What you have to do —
Output every line of the material exactly, omitting images.

Material supplied —
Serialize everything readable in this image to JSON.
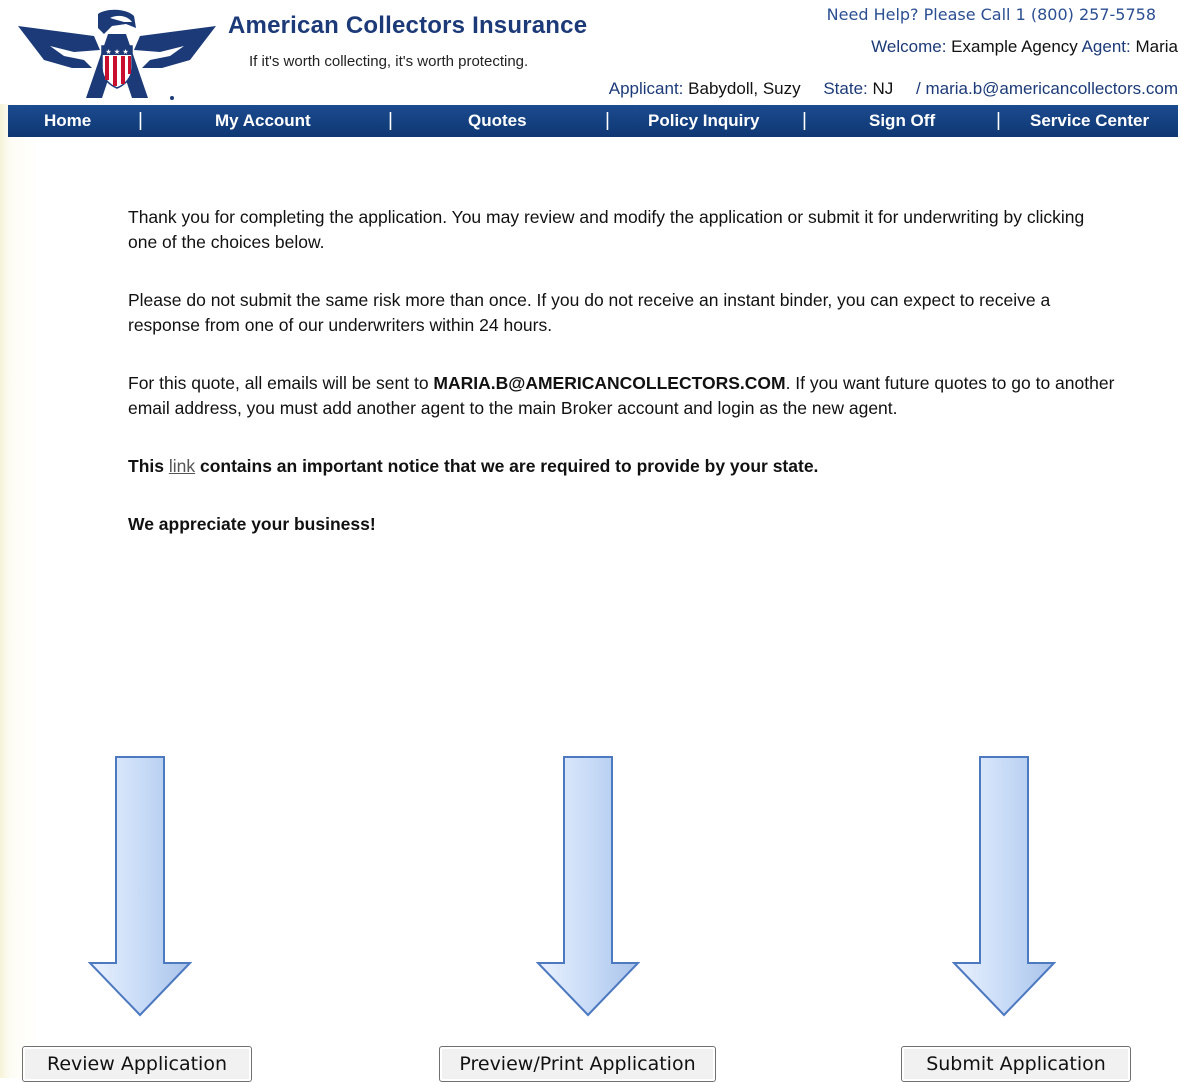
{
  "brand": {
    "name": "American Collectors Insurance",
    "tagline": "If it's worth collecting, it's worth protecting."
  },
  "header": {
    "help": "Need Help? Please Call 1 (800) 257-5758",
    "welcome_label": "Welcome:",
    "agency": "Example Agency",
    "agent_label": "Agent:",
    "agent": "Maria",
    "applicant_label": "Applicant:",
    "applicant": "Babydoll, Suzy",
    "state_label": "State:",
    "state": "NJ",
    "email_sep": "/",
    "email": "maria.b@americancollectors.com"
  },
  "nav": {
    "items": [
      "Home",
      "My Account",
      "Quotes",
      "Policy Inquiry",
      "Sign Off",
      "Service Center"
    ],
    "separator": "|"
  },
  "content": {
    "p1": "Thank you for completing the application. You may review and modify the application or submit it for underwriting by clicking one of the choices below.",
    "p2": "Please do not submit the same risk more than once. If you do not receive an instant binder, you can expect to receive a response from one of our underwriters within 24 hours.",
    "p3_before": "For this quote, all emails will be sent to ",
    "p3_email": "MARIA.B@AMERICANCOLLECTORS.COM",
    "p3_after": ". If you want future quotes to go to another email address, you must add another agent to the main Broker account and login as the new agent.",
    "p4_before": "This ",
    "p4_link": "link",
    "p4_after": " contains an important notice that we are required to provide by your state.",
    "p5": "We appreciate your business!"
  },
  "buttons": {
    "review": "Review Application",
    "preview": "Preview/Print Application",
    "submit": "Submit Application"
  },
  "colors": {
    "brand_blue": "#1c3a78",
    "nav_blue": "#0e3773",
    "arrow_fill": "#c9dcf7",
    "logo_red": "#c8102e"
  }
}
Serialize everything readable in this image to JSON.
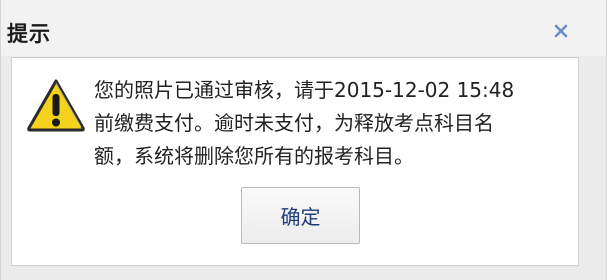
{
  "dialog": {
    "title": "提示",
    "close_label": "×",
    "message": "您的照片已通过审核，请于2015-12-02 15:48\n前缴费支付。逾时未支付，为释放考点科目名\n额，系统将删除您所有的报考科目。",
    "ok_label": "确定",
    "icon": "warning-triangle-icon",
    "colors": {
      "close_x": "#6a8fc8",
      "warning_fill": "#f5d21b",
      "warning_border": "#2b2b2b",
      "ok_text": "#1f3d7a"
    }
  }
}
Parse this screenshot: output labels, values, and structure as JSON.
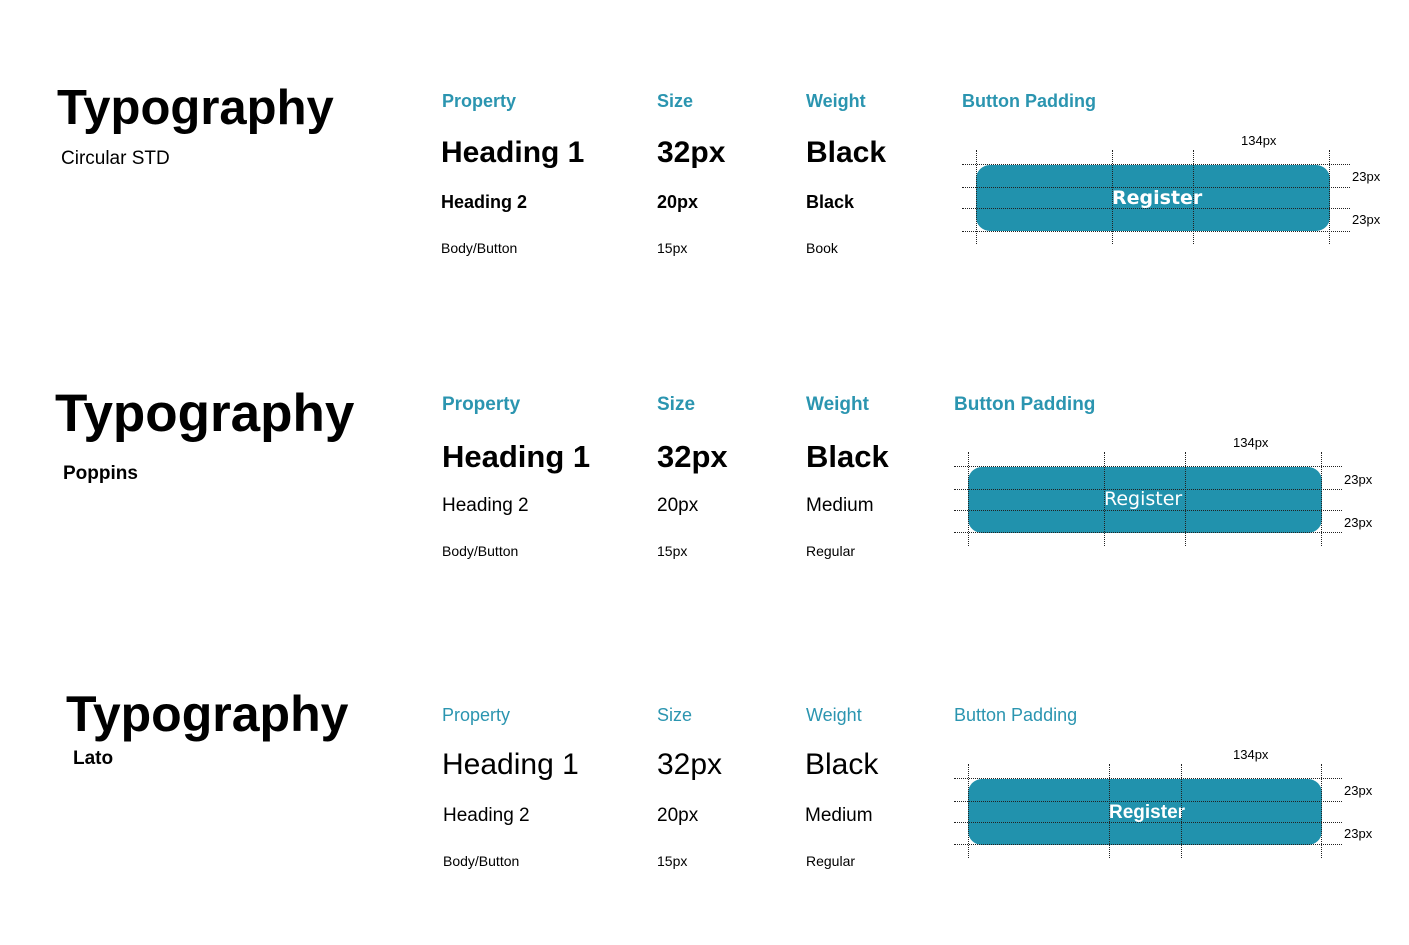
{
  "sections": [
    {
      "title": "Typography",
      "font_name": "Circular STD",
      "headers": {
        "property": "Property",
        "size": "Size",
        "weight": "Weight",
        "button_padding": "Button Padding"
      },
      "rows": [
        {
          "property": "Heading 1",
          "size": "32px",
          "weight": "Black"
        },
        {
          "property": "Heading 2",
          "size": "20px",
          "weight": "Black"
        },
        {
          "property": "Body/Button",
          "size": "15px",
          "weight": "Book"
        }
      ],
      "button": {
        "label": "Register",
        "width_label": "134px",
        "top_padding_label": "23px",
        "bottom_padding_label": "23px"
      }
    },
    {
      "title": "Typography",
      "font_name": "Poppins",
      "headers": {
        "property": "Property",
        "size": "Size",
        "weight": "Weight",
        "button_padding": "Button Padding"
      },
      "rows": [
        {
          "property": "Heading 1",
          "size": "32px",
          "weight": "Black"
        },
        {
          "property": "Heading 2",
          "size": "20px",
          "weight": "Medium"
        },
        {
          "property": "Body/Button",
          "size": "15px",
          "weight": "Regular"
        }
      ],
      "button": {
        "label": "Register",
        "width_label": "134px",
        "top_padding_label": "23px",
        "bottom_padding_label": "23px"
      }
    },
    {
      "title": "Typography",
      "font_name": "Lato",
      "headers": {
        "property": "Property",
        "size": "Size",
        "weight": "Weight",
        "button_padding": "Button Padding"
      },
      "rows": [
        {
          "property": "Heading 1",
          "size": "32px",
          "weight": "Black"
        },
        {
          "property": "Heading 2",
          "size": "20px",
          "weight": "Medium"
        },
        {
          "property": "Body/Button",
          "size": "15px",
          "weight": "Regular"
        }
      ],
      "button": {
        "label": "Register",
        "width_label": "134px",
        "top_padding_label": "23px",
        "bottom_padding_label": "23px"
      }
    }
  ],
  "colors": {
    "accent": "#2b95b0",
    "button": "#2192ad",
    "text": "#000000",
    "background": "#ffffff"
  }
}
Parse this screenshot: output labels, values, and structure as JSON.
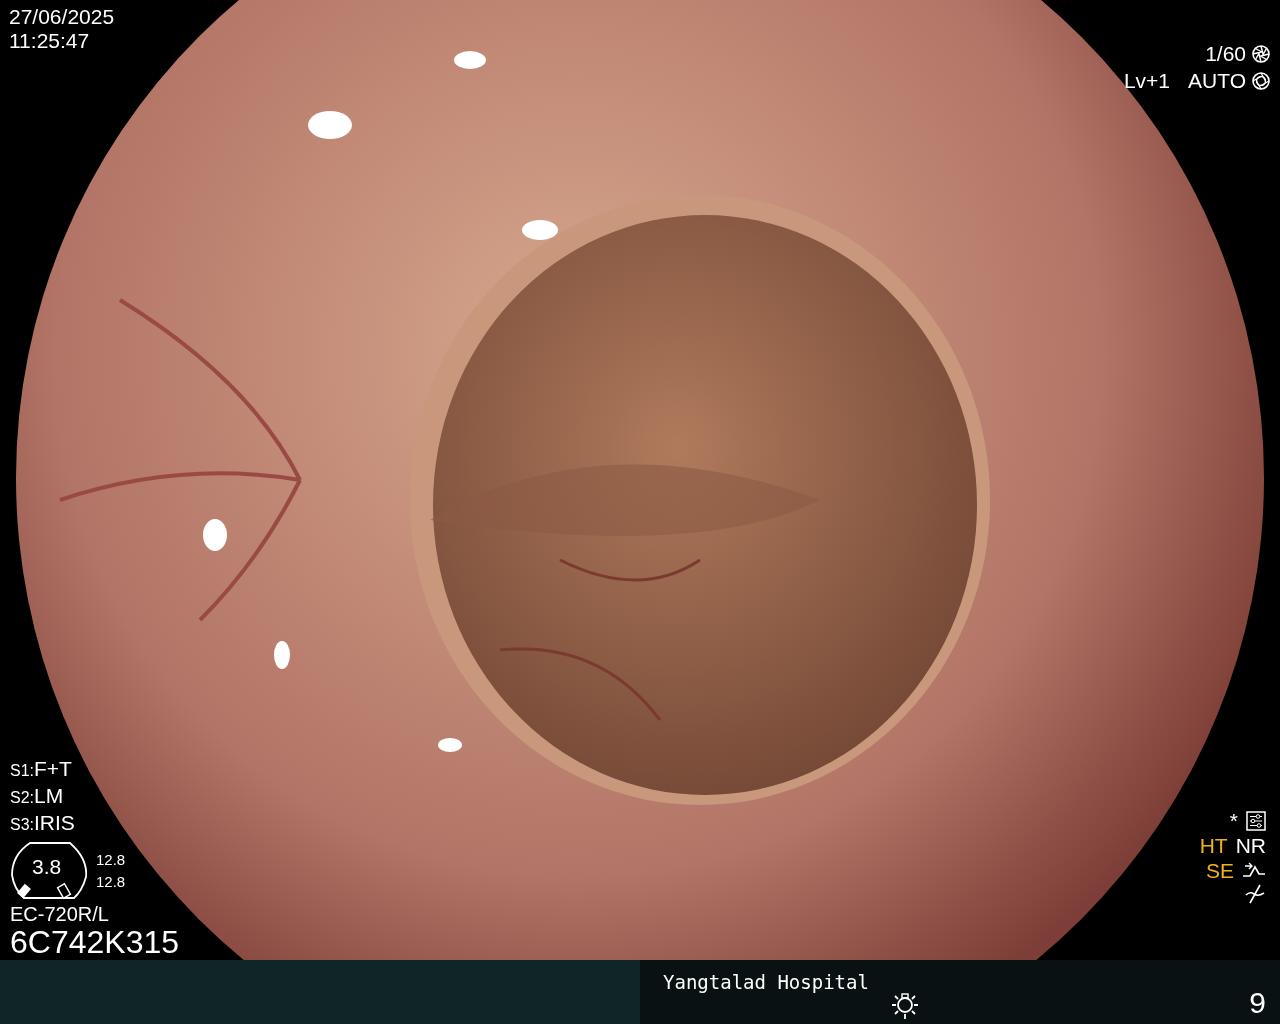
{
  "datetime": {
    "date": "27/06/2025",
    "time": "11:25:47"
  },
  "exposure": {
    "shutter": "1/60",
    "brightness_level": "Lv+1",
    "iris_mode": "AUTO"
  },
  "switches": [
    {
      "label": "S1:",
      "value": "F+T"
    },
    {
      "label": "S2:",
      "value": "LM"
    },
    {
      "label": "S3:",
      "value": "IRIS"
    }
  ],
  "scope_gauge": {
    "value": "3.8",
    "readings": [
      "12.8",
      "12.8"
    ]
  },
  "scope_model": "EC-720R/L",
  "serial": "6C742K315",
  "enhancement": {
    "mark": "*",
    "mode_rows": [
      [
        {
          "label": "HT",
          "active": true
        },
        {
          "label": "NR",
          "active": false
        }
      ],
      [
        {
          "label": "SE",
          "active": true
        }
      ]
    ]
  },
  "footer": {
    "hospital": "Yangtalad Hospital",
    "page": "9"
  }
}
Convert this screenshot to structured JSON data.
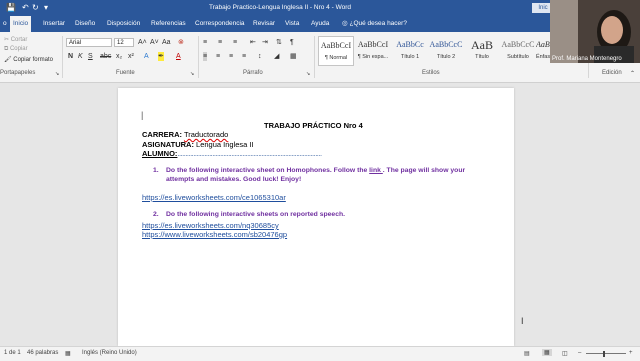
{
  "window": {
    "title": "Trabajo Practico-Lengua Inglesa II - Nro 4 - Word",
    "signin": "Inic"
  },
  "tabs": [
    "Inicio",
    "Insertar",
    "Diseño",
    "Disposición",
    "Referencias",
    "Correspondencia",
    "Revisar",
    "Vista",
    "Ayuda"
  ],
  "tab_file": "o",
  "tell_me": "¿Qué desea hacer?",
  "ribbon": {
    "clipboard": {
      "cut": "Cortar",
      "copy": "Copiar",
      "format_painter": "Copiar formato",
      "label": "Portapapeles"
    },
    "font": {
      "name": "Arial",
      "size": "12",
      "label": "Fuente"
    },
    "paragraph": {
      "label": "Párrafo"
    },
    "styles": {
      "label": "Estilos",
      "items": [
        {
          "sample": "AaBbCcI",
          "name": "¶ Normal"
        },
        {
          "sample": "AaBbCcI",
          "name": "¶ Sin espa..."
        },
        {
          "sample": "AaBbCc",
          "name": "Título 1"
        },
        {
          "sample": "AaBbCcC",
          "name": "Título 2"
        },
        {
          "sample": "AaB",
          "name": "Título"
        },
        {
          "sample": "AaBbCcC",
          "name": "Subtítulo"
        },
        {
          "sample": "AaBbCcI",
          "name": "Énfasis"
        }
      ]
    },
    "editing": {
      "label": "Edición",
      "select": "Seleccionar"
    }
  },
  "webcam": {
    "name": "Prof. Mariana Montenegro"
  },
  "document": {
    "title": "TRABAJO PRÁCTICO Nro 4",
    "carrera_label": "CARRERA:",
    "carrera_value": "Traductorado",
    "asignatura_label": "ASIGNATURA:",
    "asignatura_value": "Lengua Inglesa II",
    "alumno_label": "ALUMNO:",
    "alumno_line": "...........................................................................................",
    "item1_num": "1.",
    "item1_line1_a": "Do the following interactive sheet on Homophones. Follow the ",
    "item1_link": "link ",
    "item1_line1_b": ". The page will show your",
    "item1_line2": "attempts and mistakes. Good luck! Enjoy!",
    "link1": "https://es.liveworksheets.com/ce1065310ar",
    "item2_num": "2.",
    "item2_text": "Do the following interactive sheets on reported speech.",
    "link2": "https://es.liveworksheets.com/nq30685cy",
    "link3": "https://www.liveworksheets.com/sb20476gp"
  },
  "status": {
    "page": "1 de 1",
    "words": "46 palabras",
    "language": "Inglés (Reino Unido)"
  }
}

Final result —
Serialize everything readable in this image to JSON.
{
  "brand": {
    "name": "American Collectors Insurance",
    "tagline": "If it's worth collecting, it's worth protecting."
  },
  "header": {
    "help": "Need Help? Please Call 1 (800) 257-5758",
    "welcome_label": "Welcome:",
    "agency": "Example Agency",
    "agent_label": "Agent:",
    "agent": "Maria",
    "applicant_label": "Applicant:",
    "applicant": "Babydoll, Suzy",
    "state_label": "State:",
    "state": "NJ",
    "email_sep": "/",
    "email": "maria.b@americancollectors.com"
  },
  "nav": {
    "items": [
      "Home",
      "My Account",
      "Quotes",
      "Policy Inquiry",
      "Sign Off",
      "Service Center"
    ],
    "separator": "|"
  },
  "content": {
    "p1": "Thank you for completing the application. You may review and modify the application or submit it for underwriting by clicking one of the choices below.",
    "p2": "Please do not submit the same risk more than once. If you do not receive an instant binder, you can expect to receive a response from one of our underwriters within 24 hours.",
    "p3_before": "For this quote, all emails will be sent to ",
    "p3_email": "MARIA.B@AMERICANCOLLECTORS.COM",
    "p3_after": ". If you want future quotes to go to another email address, you must add another agent to the main Broker account and login as the new agent.",
    "p4_before": "This ",
    "p4_link": "link",
    "p4_after": " contains an important notice that we are required to provide by your state.",
    "p5": "We appreciate your business!"
  },
  "buttons": {
    "review": "Review Application",
    "preview": "Preview/Print Application",
    "submit": "Submit Application"
  },
  "colors": {
    "brand_blue": "#1c3a78",
    "nav_blue": "#0e3773",
    "arrow_fill": "#c9dcf7",
    "logo_red": "#c8102e"
  }
}
Serialize everything readable in this image to JSON.
{
  "dialog": {
    "title": "提示",
    "close_label": "×",
    "message": "您的照片已通过审核，请于2015-12-02 15:48\n前缴费支付。逾时未支付，为释放考点科目名\n额，系统将删除您所有的报考科目。",
    "ok_label": "确定",
    "icon": "warning-triangle-icon",
    "colors": {
      "close_x": "#6a8fc8",
      "warning_fill": "#f5d21b",
      "warning_border": "#2b2b2b",
      "ok_text": "#1f3d7a"
    }
  }
}
Parse this screenshot: output labels, values, and structure as JSON.
{
  "sections": [
    {
      "title": "Typography",
      "font_name": "Circular STD",
      "headers": {
        "property": "Property",
        "size": "Size",
        "weight": "Weight",
        "button_padding": "Button Padding"
      },
      "rows": [
        {
          "property": "Heading 1",
          "size": "32px",
          "weight": "Black"
        },
        {
          "property": "Heading 2",
          "size": "20px",
          "weight": "Black"
        },
        {
          "property": "Body/Button",
          "size": "15px",
          "weight": "Book"
        }
      ],
      "button": {
        "label": "Register",
        "width_label": "134px",
        "top_padding_label": "23px",
        "bottom_padding_label": "23px"
      }
    },
    {
      "title": "Typography",
      "font_name": "Poppins",
      "headers": {
        "property": "Property",
        "size": "Size",
        "weight": "Weight",
        "button_padding": "Button Padding"
      },
      "rows": [
        {
          "property": "Heading 1",
          "size": "32px",
          "weight": "Black"
        },
        {
          "property": "Heading 2",
          "size": "20px",
          "weight": "Medium"
        },
        {
          "property": "Body/Button",
          "size": "15px",
          "weight": "Regular"
        }
      ],
      "button": {
        "label": "Register",
        "width_label": "134px",
        "top_padding_label": "23px",
        "bottom_padding_label": "23px"
      }
    },
    {
      "title": "Typography",
      "font_name": "Lato",
      "headers": {
        "property": "Property",
        "size": "Size",
        "weight": "Weight",
        "button_padding": "Button Padding"
      },
      "rows": [
        {
          "property": "Heading 1",
          "size": "32px",
          "weight": "Black"
        },
        {
          "property": "Heading 2",
          "size": "20px",
          "weight": "Medium"
        },
        {
          "property": "Body/Button",
          "size": "15px",
          "weight": "Regular"
        }
      ],
      "button": {
        "label": "Register",
        "width_label": "134px",
        "top_padding_label": "23px",
        "bottom_padding_label": "23px"
      }
    }
  ],
  "colors": {
    "accent": "#2b95b0",
    "button": "#2192ad",
    "text": "#000000",
    "background": "#ffffff"
  }
}
Parse this screenshot: output labels, values, and structure as JSON.
{
  "datetime": {
    "date": "27/06/2025",
    "time": "11:25:47"
  },
  "exposure": {
    "shutter": "1/60",
    "brightness_level": "Lv+1",
    "iris_mode": "AUTO"
  },
  "switches": [
    {
      "label": "S1:",
      "value": "F+T"
    },
    {
      "label": "S2:",
      "value": "LM"
    },
    {
      "label": "S3:",
      "value": "IRIS"
    }
  ],
  "scope_gauge": {
    "value": "3.8",
    "readings": [
      "12.8",
      "12.8"
    ]
  },
  "scope_model": "EC-720R/L",
  "serial": "6C742K315",
  "enhancement": {
    "mark": "*",
    "mode_rows": [
      [
        {
          "label": "HT",
          "active": true
        },
        {
          "label": "NR",
          "active": false
        }
      ],
      [
        {
          "label": "SE",
          "active": true
        }
      ]
    ]
  },
  "footer": {
    "hospital": "Yangtalad Hospital",
    "page": "9"
  }
}
Convert this screenshot to structured JSON data.
{
  "window": {
    "title": "Trabajo Practico-Lengua Inglesa II - Nro 4 - Word",
    "signin": "Inic"
  },
  "tabs": [
    "Inicio",
    "Insertar",
    "Diseño",
    "Disposición",
    "Referencias",
    "Correspondencia",
    "Revisar",
    "Vista",
    "Ayuda"
  ],
  "tab_file": "o",
  "tell_me": "¿Qué desea hacer?",
  "ribbon": {
    "clipboard": {
      "cut": "Cortar",
      "copy": "Copiar",
      "format_painter": "Copiar formato",
      "label": "Portapapeles"
    },
    "font": {
      "name": "Arial",
      "size": "12",
      "label": "Fuente"
    },
    "paragraph": {
      "label": "Párrafo"
    },
    "styles": {
      "label": "Estilos",
      "items": [
        {
          "sample": "AaBbCcI",
          "name": "¶ Normal"
        },
        {
          "sample": "AaBbCcI",
          "name": "¶ Sin espa..."
        },
        {
          "sample": "AaBbCc",
          "name": "Título 1"
        },
        {
          "sample": "AaBbCcC",
          "name": "Título 2"
        },
        {
          "sample": "AaB",
          "name": "Título"
        },
        {
          "sample": "AaBbCcC",
          "name": "Subtítulo"
        },
        {
          "sample": "AaBbCcI",
          "name": "Énfasis"
        }
      ]
    },
    "editing": {
      "label": "Edición",
      "select": "Seleccionar"
    }
  },
  "webcam": {
    "name": "Prof. Mariana Montenegro"
  },
  "document": {
    "title": "TRABAJO PRÁCTICO Nro 4",
    "carrera_label": "CARRERA:",
    "carrera_value": "Traductorado",
    "asignatura_label": "ASIGNATURA:",
    "asignatura_value": "Lengua Inglesa II",
    "alumno_label": "ALUMNO:",
    "alumno_line": "...........................................................................................",
    "item1_num": "1.",
    "item1_line1_a": "Do the following interactive sheet on Homophones. Follow the ",
    "item1_link": "link ",
    "item1_line1_b": ". The page will show your",
    "item1_line2": "attempts and mistakes. Good luck! Enjoy!",
    "link1": "https://es.liveworksheets.com/ce1065310ar",
    "item2_num": "2.",
    "item2_text": "Do the following interactive sheets on reported speech.",
    "link2": "https://es.liveworksheets.com/nq30685cy",
    "link3": "https://www.liveworksheets.com/sb20476gp"
  },
  "status": {
    "page": "1 de 1",
    "words": "46 palabras",
    "language": "Inglés (Reino Unido)"
  }
}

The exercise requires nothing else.